[Material for this exercise]:

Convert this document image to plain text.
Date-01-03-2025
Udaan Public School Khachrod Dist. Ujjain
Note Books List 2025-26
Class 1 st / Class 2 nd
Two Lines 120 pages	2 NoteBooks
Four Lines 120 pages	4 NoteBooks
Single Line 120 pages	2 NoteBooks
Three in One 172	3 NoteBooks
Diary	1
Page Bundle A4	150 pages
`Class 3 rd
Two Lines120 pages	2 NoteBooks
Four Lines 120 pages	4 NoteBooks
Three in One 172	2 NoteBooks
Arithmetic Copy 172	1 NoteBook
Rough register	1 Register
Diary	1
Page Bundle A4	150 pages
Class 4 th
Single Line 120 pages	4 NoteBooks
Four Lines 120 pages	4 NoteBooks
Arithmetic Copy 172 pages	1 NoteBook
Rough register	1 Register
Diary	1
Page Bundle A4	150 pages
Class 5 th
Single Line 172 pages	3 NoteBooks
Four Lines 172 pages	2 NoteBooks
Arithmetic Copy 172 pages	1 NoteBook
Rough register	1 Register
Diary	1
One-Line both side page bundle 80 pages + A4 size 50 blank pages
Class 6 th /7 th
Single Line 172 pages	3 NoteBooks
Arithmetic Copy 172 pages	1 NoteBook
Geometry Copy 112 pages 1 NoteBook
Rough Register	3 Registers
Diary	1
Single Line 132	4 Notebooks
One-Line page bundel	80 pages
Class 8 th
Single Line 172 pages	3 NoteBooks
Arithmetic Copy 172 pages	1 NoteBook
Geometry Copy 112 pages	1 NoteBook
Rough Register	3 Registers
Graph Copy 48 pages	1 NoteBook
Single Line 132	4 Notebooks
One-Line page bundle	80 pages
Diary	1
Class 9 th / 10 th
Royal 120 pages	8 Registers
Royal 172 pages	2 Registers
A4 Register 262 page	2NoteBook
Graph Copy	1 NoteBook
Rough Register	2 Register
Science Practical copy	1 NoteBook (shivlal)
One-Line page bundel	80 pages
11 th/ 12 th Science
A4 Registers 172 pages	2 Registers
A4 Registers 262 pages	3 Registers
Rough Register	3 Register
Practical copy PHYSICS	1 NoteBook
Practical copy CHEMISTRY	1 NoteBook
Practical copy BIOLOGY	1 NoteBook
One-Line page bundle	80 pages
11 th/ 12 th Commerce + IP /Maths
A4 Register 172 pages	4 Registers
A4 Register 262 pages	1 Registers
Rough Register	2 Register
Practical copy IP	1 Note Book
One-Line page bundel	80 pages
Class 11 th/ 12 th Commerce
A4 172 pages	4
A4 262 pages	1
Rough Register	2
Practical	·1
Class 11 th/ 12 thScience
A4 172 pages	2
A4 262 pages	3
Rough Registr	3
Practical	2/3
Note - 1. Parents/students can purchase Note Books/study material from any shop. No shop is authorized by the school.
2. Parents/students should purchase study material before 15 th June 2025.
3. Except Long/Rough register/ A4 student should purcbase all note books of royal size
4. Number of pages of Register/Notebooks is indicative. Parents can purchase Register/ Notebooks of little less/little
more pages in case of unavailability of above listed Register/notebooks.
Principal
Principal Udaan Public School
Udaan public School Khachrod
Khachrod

[Exercise aim]: Filter the entries down to the lines with the word "purchase" in them.

[Solution to this task]:
Note - 1. Parents/students can purchase Note Books/study material from any shop. No shop is authorized by the school.
2. Parents/students should purchase study material before 15 th June 2025.
4. Number of pages of Register/Notebooks is indicative. Parents can purchase Register/ Notebooks of little less/little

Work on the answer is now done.